_Problem to solve:_ With the pictures left out, return exactly the lines from the one containing "Output a JSON" through the end of the listing below.

_Excerpted data:_
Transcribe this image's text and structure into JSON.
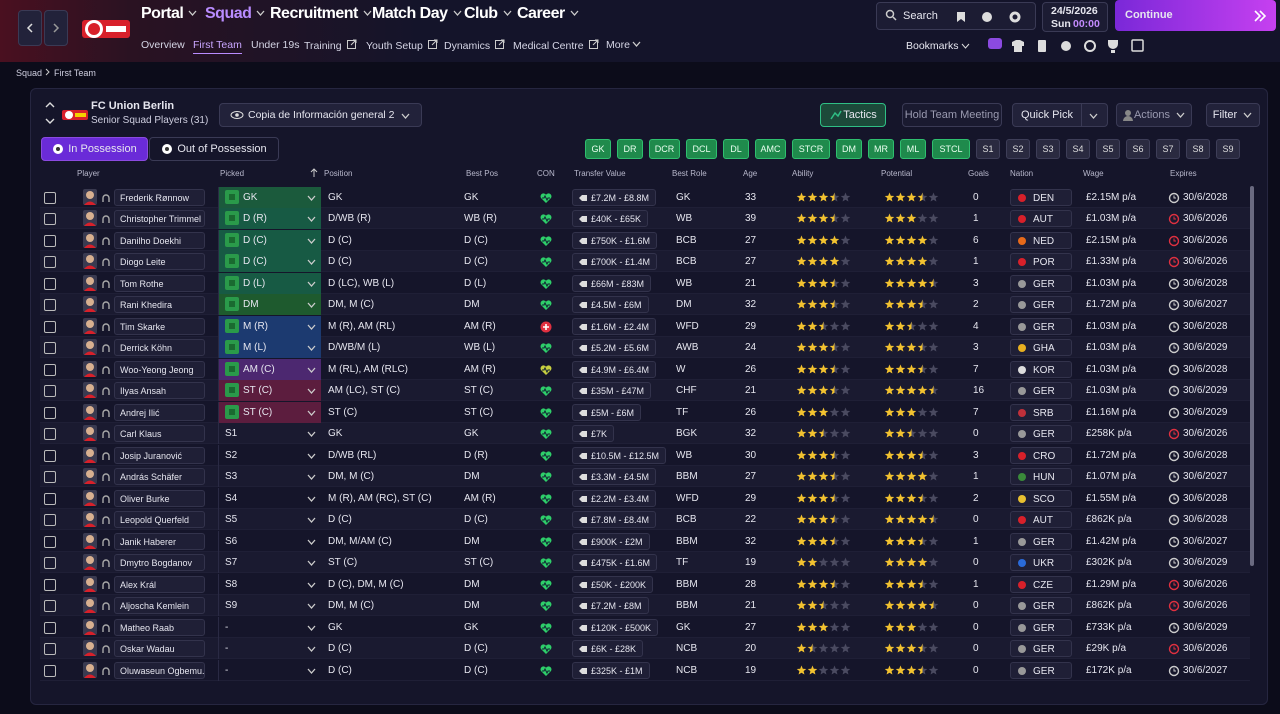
{
  "nav": {
    "menus": [
      "Portal",
      "Squad",
      "Recruitment",
      "Match Day",
      "Club",
      "Career"
    ],
    "subnav": [
      "Overview",
      "First Team",
      "Under 19s",
      "Training",
      "Youth Setup",
      "Dynamics",
      "Medical Centre",
      "More"
    ],
    "search": "Search",
    "date": "24/5/2026",
    "day": "Sun",
    "time": "00:00",
    "continue": "Continue",
    "bookmarks": "Bookmarks"
  },
  "breadcrumb": [
    "Squad",
    "First Team"
  ],
  "club": {
    "name": "FC Union Berlin",
    "subtitle": "Senior Squad Players (31)",
    "view": "Copia de Información general 2"
  },
  "buttons": [
    "Tactics",
    "Hold Team Meeting",
    "Quick Pick",
    "Actions",
    "Filter"
  ],
  "tabs": [
    "In Possession",
    "Out of Possession"
  ],
  "positions": [
    "GK",
    "DR",
    "DCR",
    "DCL",
    "DL",
    "AMC",
    "STCR",
    "DM",
    "MR",
    "ML",
    "STCL",
    "S1",
    "S2",
    "S3",
    "S4",
    "S5",
    "S6",
    "S7",
    "S8",
    "S9"
  ],
  "table": {
    "columns": [
      "Player",
      "Picked",
      "Position",
      "Best Pos",
      "CON",
      "Transfer Value",
      "Best Role",
      "Age",
      "Ability",
      "Potential",
      "Goals",
      "Nation",
      "Wage",
      "Expires"
    ],
    "rows": [
      {
        "player": "Frederik Rønnow",
        "picked": "GK",
        "position": "GK",
        "best_pos": "GK",
        "value": "£7.2M - £8.8M",
        "role": "GK",
        "age": 33,
        "ability": 3.5,
        "potential": 3.5,
        "goals": 0,
        "nation": "DEN",
        "wage": "£2.15M p/a",
        "expires": "30/6/2028"
      },
      {
        "player": "Christopher Trimmel",
        "picked": "D (R)",
        "position": "D/WB (R)",
        "best_pos": "WB (R)",
        "value": "£40K - £65K",
        "role": "WB",
        "age": 39,
        "ability": 3.5,
        "potential": 3,
        "goals": 1,
        "nation": "AUT",
        "wage": "£1.03M p/a",
        "expires": "30/6/2026"
      },
      {
        "player": "Danilho Doekhi",
        "picked": "D (C)",
        "position": "D (C)",
        "best_pos": "D (C)",
        "value": "£750K - £1.6M",
        "role": "BCB",
        "age": 27,
        "ability": 4,
        "potential": 4,
        "goals": 6,
        "nation": "NED",
        "wage": "£2.15M p/a",
        "expires": "30/6/2026"
      },
      {
        "player": "Diogo Leite",
        "picked": "D (C)",
        "position": "D (C)",
        "best_pos": "D (C)",
        "value": "£700K - £1.4M",
        "role": "BCB",
        "age": 27,
        "ability": 4,
        "potential": 4,
        "goals": 1,
        "nation": "POR",
        "wage": "£1.33M p/a",
        "expires": "30/6/2026"
      },
      {
        "player": "Tom Rothe",
        "picked": "D (L)",
        "position": "D (LC), WB (L)",
        "best_pos": "D (L)",
        "value": "£66M - £83M",
        "role": "WB",
        "age": 21,
        "ability": 3.5,
        "potential": 4.5,
        "goals": 3,
        "nation": "GER",
        "wage": "£1.03M p/a",
        "expires": "30/6/2028"
      },
      {
        "player": "Rani Khedira",
        "picked": "DM",
        "position": "DM, M (C)",
        "best_pos": "DM",
        "value": "£4.5M - £6M",
        "role": "DM",
        "age": 32,
        "ability": 3.5,
        "potential": 3.5,
        "goals": 2,
        "nation": "GER",
        "wage": "£1.72M p/a",
        "expires": "30/6/2027"
      },
      {
        "player": "Tim Skarke",
        "picked": "M (R)",
        "position": "M (R), AM (RL)",
        "best_pos": "AM (R)",
        "value": "£1.6M - £2.4M",
        "role": "WFD",
        "age": 29,
        "ability": 2.5,
        "potential": 2.5,
        "goals": 4,
        "nation": "GER",
        "wage": "£1.03M p/a",
        "expires": "30/6/2028"
      },
      {
        "player": "Derrick Köhn",
        "picked": "M (L)",
        "position": "D/WB/M (L)",
        "best_pos": "WB (L)",
        "value": "£5.2M - £5.6M",
        "role": "AWB",
        "age": 24,
        "ability": 3.5,
        "potential": 3.5,
        "goals": 3,
        "nation": "GHA",
        "wage": "£1.03M p/a",
        "expires": "30/6/2029"
      },
      {
        "player": "Woo-Yeong Jeong",
        "picked": "AM (C)",
        "position": "M (RL), AM (RLC)",
        "best_pos": "AM (R)",
        "value": "£4.9M - £6.4M",
        "role": "W",
        "age": 26,
        "ability": 3.5,
        "potential": 3.5,
        "goals": 7,
        "nation": "KOR",
        "wage": "£1.03M p/a",
        "expires": "30/6/2028"
      },
      {
        "player": "Ilyas Ansah",
        "picked": "ST (C)",
        "position": "AM (LC), ST (C)",
        "best_pos": "ST (C)",
        "value": "£35M - £47M",
        "role": "CHF",
        "age": 21,
        "ability": 3.5,
        "potential": 4.5,
        "goals": 16,
        "nation": "GER",
        "wage": "£1.03M p/a",
        "expires": "30/6/2029"
      },
      {
        "player": "Andrej Ilić",
        "picked": "ST (C)",
        "position": "ST (C)",
        "best_pos": "ST (C)",
        "value": "£5M - £6M",
        "role": "TF",
        "age": 26,
        "ability": 3,
        "potential": 3,
        "goals": 7,
        "nation": "SRB",
        "wage": "£1.16M p/a",
        "expires": "30/6/2029"
      },
      {
        "player": "Carl Klaus",
        "picked": "S1",
        "position": "GK",
        "best_pos": "GK",
        "value": "£7K",
        "role": "BGK",
        "age": 32,
        "ability": 2.5,
        "potential": 2.5,
        "goals": 0,
        "nation": "GER",
        "wage": "£258K p/a",
        "expires": "30/6/2026"
      },
      {
        "player": "Josip Juranović",
        "picked": "S2",
        "position": "D/WB (RL)",
        "best_pos": "D (R)",
        "value": "£10.5M - £12.5M",
        "role": "WB",
        "age": 30,
        "ability": 3.5,
        "potential": 3.5,
        "goals": 3,
        "nation": "CRO",
        "wage": "£1.72M p/a",
        "expires": "30/6/2028"
      },
      {
        "player": "András Schäfer",
        "picked": "S3",
        "position": "DM, M (C)",
        "best_pos": "DM",
        "value": "£3.3M - £4.5M",
        "role": "BBM",
        "age": 27,
        "ability": 3.5,
        "potential": 4,
        "goals": 1,
        "nation": "HUN",
        "wage": "£1.07M p/a",
        "expires": "30/6/2027"
      },
      {
        "player": "Oliver Burke",
        "picked": "S4",
        "position": "M (R), AM (RC), ST (C)",
        "best_pos": "AM (R)",
        "value": "£2.2M - £3.4M",
        "role": "WFD",
        "age": 29,
        "ability": 3.5,
        "potential": 3.5,
        "goals": 2,
        "nation": "SCO",
        "wage": "£1.55M p/a",
        "expires": "30/6/2028"
      },
      {
        "player": "Leopold Querfeld",
        "picked": "S5",
        "position": "D (C)",
        "best_pos": "D (C)",
        "value": "£7.8M - £8.4M",
        "role": "BCB",
        "age": 22,
        "ability": 3.5,
        "potential": 4.5,
        "goals": 0,
        "nation": "AUT",
        "wage": "£862K p/a",
        "expires": "30/6/2028"
      },
      {
        "player": "Janik Haberer",
        "picked": "S6",
        "position": "DM, M/AM (C)",
        "best_pos": "DM",
        "value": "£900K - £2M",
        "role": "BBM",
        "age": 32,
        "ability": 3.5,
        "potential": 3.5,
        "goals": 1,
        "nation": "GER",
        "wage": "£1.42M p/a",
        "expires": "30/6/2027"
      },
      {
        "player": "Dmytro Bogdanov",
        "picked": "S7",
        "position": "ST (C)",
        "best_pos": "ST (C)",
        "value": "£475K - £1.6M",
        "role": "TF",
        "age": 19,
        "ability": 2,
        "potential": 4,
        "goals": 0,
        "nation": "UKR",
        "wage": "£302K p/a",
        "expires": "30/6/2029"
      },
      {
        "player": "Alex Král",
        "picked": "S8",
        "position": "D (C), DM, M (C)",
        "best_pos": "DM",
        "value": "£50K - £200K",
        "role": "BBM",
        "age": 28,
        "ability": 3.5,
        "potential": 3.5,
        "goals": 1,
        "nation": "CZE",
        "wage": "£1.29M p/a",
        "expires": "30/6/2026"
      },
      {
        "player": "Aljoscha Kemlein",
        "picked": "S9",
        "position": "DM, M (C)",
        "best_pos": "DM",
        "value": "£7.2M - £8M",
        "role": "BBM",
        "age": 21,
        "ability": 2.5,
        "potential": 4.5,
        "goals": 0,
        "nation": "GER",
        "wage": "£862K p/a",
        "expires": "30/6/2026"
      },
      {
        "player": "Matheo Raab",
        "picked": "-",
        "position": "GK",
        "best_pos": "GK",
        "value": "£120K - £500K",
        "role": "GK",
        "age": 27,
        "ability": 3,
        "potential": 3,
        "goals": 0,
        "nation": "GER",
        "wage": "£733K p/a",
        "expires": "30/6/2029"
      },
      {
        "player": "Oskar Wadau",
        "picked": "-",
        "position": "D (C)",
        "best_pos": "D (C)",
        "value": "£6K - £28K",
        "role": "NCB",
        "age": 20,
        "ability": 1.5,
        "potential": 3.5,
        "goals": 0,
        "nation": "GER",
        "wage": "£29K p/a",
        "expires": "30/6/2026"
      },
      {
        "player": "Oluwaseun Ogbemu...",
        "picked": "-",
        "position": "D (C)",
        "best_pos": "D (C)",
        "value": "£325K - £1M",
        "role": "NCB",
        "age": 19,
        "ability": 2,
        "potential": 3.5,
        "goals": 0,
        "nation": "GER",
        "wage": "£172K p/a",
        "expires": "30/6/2027"
      }
    ]
  }
}
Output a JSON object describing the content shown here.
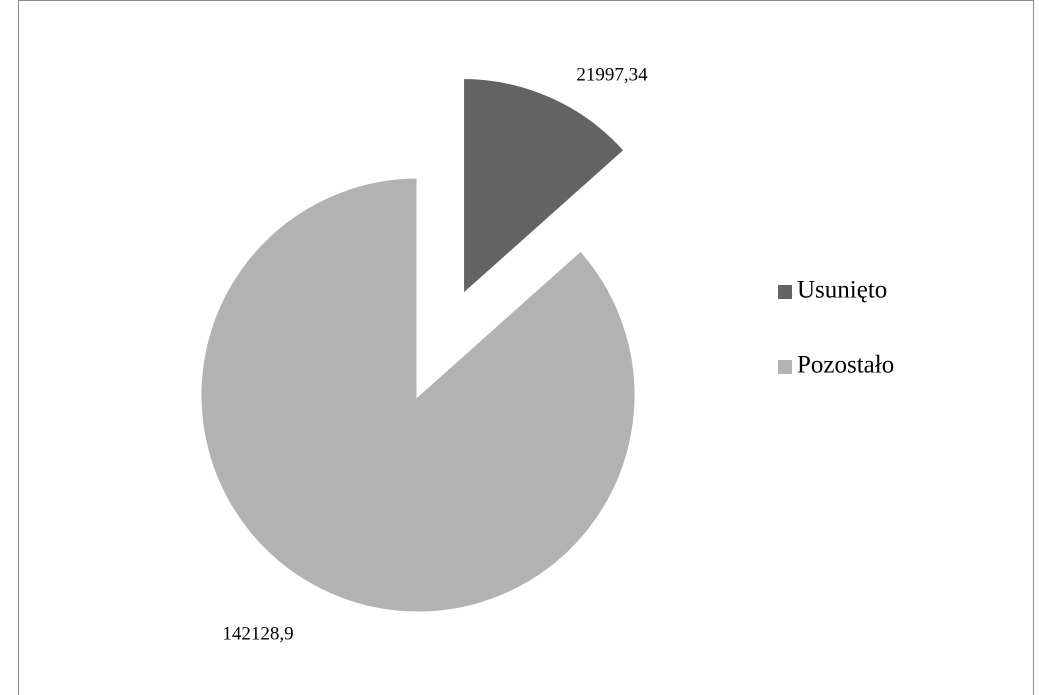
{
  "chart_data": {
    "type": "pie",
    "categories": [
      "Usunięto",
      "Pozostało"
    ],
    "values": [
      21997.34,
      142128.9
    ],
    "value_labels": [
      "21997,34",
      "142128,9"
    ],
    "colors": [
      "#636363",
      "#b2b2b2"
    ],
    "exploded": [
      true,
      false
    ],
    "legend": "right"
  }
}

_Final result:_
Output a JSON object describing the content shown here.
{
  "chart_data": {
    "type": "pie",
    "categories": [
      "Usunięto",
      "Pozostało"
    ],
    "values": [
      21997.34,
      142128.9
    ],
    "value_labels": [
      "21997,34",
      "142128,9"
    ],
    "colors": [
      "#636363",
      "#b2b2b2"
    ],
    "exploded": [
      true,
      false
    ],
    "legend": "right"
  }
}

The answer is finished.